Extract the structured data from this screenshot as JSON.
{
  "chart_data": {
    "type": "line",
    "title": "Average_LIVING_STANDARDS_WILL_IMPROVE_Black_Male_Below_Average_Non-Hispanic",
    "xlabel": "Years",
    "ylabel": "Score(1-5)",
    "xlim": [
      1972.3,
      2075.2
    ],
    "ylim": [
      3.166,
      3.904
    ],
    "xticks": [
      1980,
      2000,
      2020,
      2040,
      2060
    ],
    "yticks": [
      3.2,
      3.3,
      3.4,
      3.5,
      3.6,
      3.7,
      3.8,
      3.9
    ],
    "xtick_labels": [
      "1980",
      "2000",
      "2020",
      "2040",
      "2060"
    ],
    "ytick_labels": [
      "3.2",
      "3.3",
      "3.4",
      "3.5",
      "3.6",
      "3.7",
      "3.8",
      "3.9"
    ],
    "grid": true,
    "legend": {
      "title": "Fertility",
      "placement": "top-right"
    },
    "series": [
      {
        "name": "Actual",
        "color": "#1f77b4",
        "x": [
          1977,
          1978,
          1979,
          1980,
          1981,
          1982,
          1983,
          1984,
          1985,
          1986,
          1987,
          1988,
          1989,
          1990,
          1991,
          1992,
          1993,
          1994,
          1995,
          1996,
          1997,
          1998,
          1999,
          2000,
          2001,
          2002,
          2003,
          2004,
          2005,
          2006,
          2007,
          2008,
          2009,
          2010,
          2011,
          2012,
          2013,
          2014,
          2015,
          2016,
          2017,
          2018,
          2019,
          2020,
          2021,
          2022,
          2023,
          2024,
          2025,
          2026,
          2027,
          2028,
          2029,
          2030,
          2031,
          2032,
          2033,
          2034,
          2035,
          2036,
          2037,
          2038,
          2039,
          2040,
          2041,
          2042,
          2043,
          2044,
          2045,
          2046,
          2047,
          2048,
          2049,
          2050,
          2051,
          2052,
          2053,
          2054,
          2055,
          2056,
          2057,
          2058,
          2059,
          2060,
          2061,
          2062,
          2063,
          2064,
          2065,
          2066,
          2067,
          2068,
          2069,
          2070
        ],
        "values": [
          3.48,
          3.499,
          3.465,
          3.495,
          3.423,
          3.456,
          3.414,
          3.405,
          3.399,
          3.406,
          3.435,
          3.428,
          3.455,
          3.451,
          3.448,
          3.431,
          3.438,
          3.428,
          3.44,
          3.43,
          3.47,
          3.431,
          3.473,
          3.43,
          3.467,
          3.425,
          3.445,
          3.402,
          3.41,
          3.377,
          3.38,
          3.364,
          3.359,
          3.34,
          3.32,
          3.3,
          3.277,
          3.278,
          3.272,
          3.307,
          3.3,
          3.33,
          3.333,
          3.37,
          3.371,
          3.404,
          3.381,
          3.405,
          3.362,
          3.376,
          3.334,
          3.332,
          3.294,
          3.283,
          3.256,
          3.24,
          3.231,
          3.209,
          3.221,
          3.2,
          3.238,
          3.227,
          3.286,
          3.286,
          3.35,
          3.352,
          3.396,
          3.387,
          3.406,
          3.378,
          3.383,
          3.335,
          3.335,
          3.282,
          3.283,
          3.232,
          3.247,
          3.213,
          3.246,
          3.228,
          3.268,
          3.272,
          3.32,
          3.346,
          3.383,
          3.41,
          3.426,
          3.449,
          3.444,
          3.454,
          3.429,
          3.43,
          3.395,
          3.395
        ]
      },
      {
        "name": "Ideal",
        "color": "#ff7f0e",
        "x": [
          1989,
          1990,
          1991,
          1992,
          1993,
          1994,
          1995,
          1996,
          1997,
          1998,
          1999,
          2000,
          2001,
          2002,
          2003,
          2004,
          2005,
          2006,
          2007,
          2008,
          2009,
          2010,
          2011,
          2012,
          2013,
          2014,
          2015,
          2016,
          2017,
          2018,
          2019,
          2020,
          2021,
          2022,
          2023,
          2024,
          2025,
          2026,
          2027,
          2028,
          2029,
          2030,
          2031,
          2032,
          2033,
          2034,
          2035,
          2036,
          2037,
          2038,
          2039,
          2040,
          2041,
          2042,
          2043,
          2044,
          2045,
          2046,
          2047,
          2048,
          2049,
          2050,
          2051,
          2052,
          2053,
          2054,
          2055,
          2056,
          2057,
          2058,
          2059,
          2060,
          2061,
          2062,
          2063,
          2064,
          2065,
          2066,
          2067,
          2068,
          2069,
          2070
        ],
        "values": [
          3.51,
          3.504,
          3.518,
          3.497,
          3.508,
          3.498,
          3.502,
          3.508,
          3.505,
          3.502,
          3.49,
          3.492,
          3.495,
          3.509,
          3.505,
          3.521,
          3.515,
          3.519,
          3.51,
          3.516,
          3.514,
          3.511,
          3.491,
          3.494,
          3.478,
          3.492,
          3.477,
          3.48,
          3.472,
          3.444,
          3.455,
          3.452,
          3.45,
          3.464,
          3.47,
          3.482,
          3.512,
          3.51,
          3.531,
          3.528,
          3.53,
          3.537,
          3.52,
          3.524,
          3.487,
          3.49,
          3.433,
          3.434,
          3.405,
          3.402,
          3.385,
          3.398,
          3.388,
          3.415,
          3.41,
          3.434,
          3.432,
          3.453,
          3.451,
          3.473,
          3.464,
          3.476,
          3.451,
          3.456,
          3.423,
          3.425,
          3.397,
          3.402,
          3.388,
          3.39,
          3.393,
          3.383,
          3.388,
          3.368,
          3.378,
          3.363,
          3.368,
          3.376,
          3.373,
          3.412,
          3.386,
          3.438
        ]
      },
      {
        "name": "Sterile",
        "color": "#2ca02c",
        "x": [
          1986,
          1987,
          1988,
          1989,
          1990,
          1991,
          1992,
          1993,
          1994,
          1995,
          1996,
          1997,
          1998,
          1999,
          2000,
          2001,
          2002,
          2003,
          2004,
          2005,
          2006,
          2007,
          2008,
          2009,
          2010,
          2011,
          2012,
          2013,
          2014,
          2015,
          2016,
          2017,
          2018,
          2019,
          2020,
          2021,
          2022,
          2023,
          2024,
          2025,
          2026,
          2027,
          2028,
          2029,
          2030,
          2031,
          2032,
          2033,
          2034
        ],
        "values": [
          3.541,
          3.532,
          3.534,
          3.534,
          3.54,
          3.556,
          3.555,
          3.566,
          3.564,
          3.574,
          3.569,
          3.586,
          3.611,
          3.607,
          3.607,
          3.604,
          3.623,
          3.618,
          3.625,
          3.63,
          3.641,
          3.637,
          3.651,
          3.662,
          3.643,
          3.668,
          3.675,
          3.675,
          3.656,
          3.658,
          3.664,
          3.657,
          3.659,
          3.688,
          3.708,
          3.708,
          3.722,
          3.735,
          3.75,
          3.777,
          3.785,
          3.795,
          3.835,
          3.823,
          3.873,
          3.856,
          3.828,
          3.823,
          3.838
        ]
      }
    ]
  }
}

**YOUR OBJECTIVE:** Give back all the data exactly as written.

**OUTPUT BELOW:**
Extract the structured data from this screenshot as JSON.
{
  "chart_data": {
    "type": "line",
    "title": "Average_LIVING_STANDARDS_WILL_IMPROVE_Black_Male_Below_Average_Non-Hispanic",
    "xlabel": "Years",
    "ylabel": "Score(1-5)",
    "xlim": [
      1972.3,
      2075.2
    ],
    "ylim": [
      3.166,
      3.904
    ],
    "xticks": [
      1980,
      2000,
      2020,
      2040,
      2060
    ],
    "yticks": [
      3.2,
      3.3,
      3.4,
      3.5,
      3.6,
      3.7,
      3.8,
      3.9
    ],
    "xtick_labels": [
      "1980",
      "2000",
      "2020",
      "2040",
      "2060"
    ],
    "ytick_labels": [
      "3.2",
      "3.3",
      "3.4",
      "3.5",
      "3.6",
      "3.7",
      "3.8",
      "3.9"
    ],
    "grid": true,
    "legend": {
      "title": "Fertility",
      "placement": "top-right"
    },
    "series": [
      {
        "name": "Actual",
        "color": "#1f77b4",
        "x": [
          1977,
          1978,
          1979,
          1980,
          1981,
          1982,
          1983,
          1984,
          1985,
          1986,
          1987,
          1988,
          1989,
          1990,
          1991,
          1992,
          1993,
          1994,
          1995,
          1996,
          1997,
          1998,
          1999,
          2000,
          2001,
          2002,
          2003,
          2004,
          2005,
          2006,
          2007,
          2008,
          2009,
          2010,
          2011,
          2012,
          2013,
          2014,
          2015,
          2016,
          2017,
          2018,
          2019,
          2020,
          2021,
          2022,
          2023,
          2024,
          2025,
          2026,
          2027,
          2028,
          2029,
          2030,
          2031,
          2032,
          2033,
          2034,
          2035,
          2036,
          2037,
          2038,
          2039,
          2040,
          2041,
          2042,
          2043,
          2044,
          2045,
          2046,
          2047,
          2048,
          2049,
          2050,
          2051,
          2052,
          2053,
          2054,
          2055,
          2056,
          2057,
          2058,
          2059,
          2060,
          2061,
          2062,
          2063,
          2064,
          2065,
          2066,
          2067,
          2068,
          2069,
          2070
        ],
        "values": [
          3.48,
          3.499,
          3.465,
          3.495,
          3.423,
          3.456,
          3.414,
          3.405,
          3.399,
          3.406,
          3.435,
          3.428,
          3.455,
          3.451,
          3.448,
          3.431,
          3.438,
          3.428,
          3.44,
          3.43,
          3.47,
          3.431,
          3.473,
          3.43,
          3.467,
          3.425,
          3.445,
          3.402,
          3.41,
          3.377,
          3.38,
          3.364,
          3.359,
          3.34,
          3.32,
          3.3,
          3.277,
          3.278,
          3.272,
          3.307,
          3.3,
          3.33,
          3.333,
          3.37,
          3.371,
          3.404,
          3.381,
          3.405,
          3.362,
          3.376,
          3.334,
          3.332,
          3.294,
          3.283,
          3.256,
          3.24,
          3.231,
          3.209,
          3.221,
          3.2,
          3.238,
          3.227,
          3.286,
          3.286,
          3.35,
          3.352,
          3.396,
          3.387,
          3.406,
          3.378,
          3.383,
          3.335,
          3.335,
          3.282,
          3.283,
          3.232,
          3.247,
          3.213,
          3.246,
          3.228,
          3.268,
          3.272,
          3.32,
          3.346,
          3.383,
          3.41,
          3.426,
          3.449,
          3.444,
          3.454,
          3.429,
          3.43,
          3.395,
          3.395
        ]
      },
      {
        "name": "Ideal",
        "color": "#ff7f0e",
        "x": [
          1989,
          1990,
          1991,
          1992,
          1993,
          1994,
          1995,
          1996,
          1997,
          1998,
          1999,
          2000,
          2001,
          2002,
          2003,
          2004,
          2005,
          2006,
          2007,
          2008,
          2009,
          2010,
          2011,
          2012,
          2013,
          2014,
          2015,
          2016,
          2017,
          2018,
          2019,
          2020,
          2021,
          2022,
          2023,
          2024,
          2025,
          2026,
          2027,
          2028,
          2029,
          2030,
          2031,
          2032,
          2033,
          2034,
          2035,
          2036,
          2037,
          2038,
          2039,
          2040,
          2041,
          2042,
          2043,
          2044,
          2045,
          2046,
          2047,
          2048,
          2049,
          2050,
          2051,
          2052,
          2053,
          2054,
          2055,
          2056,
          2057,
          2058,
          2059,
          2060,
          2061,
          2062,
          2063,
          2064,
          2065,
          2066,
          2067,
          2068,
          2069,
          2070
        ],
        "values": [
          3.51,
          3.504,
          3.518,
          3.497,
          3.508,
          3.498,
          3.502,
          3.508,
          3.505,
          3.502,
          3.49,
          3.492,
          3.495,
          3.509,
          3.505,
          3.521,
          3.515,
          3.519,
          3.51,
          3.516,
          3.514,
          3.511,
          3.491,
          3.494,
          3.478,
          3.492,
          3.477,
          3.48,
          3.472,
          3.444,
          3.455,
          3.452,
          3.45,
          3.464,
          3.47,
          3.482,
          3.512,
          3.51,
          3.531,
          3.528,
          3.53,
          3.537,
          3.52,
          3.524,
          3.487,
          3.49,
          3.433,
          3.434,
          3.405,
          3.402,
          3.385,
          3.398,
          3.388,
          3.415,
          3.41,
          3.434,
          3.432,
          3.453,
          3.451,
          3.473,
          3.464,
          3.476,
          3.451,
          3.456,
          3.423,
          3.425,
          3.397,
          3.402,
          3.388,
          3.39,
          3.393,
          3.383,
          3.388,
          3.368,
          3.378,
          3.363,
          3.368,
          3.376,
          3.373,
          3.412,
          3.386,
          3.438
        ]
      },
      {
        "name": "Sterile",
        "color": "#2ca02c",
        "x": [
          1986,
          1987,
          1988,
          1989,
          1990,
          1991,
          1992,
          1993,
          1994,
          1995,
          1996,
          1997,
          1998,
          1999,
          2000,
          2001,
          2002,
          2003,
          2004,
          2005,
          2006,
          2007,
          2008,
          2009,
          2010,
          2011,
          2012,
          2013,
          2014,
          2015,
          2016,
          2017,
          2018,
          2019,
          2020,
          2021,
          2022,
          2023,
          2024,
          2025,
          2026,
          2027,
          2028,
          2029,
          2030,
          2031,
          2032,
          2033,
          2034
        ],
        "values": [
          3.541,
          3.532,
          3.534,
          3.534,
          3.54,
          3.556,
          3.555,
          3.566,
          3.564,
          3.574,
          3.569,
          3.586,
          3.611,
          3.607,
          3.607,
          3.604,
          3.623,
          3.618,
          3.625,
          3.63,
          3.641,
          3.637,
          3.651,
          3.662,
          3.643,
          3.668,
          3.675,
          3.675,
          3.656,
          3.658,
          3.664,
          3.657,
          3.659,
          3.688,
          3.708,
          3.708,
          3.722,
          3.735,
          3.75,
          3.777,
          3.785,
          3.795,
          3.835,
          3.823,
          3.873,
          3.856,
          3.828,
          3.823,
          3.838
        ]
      }
    ]
  }
}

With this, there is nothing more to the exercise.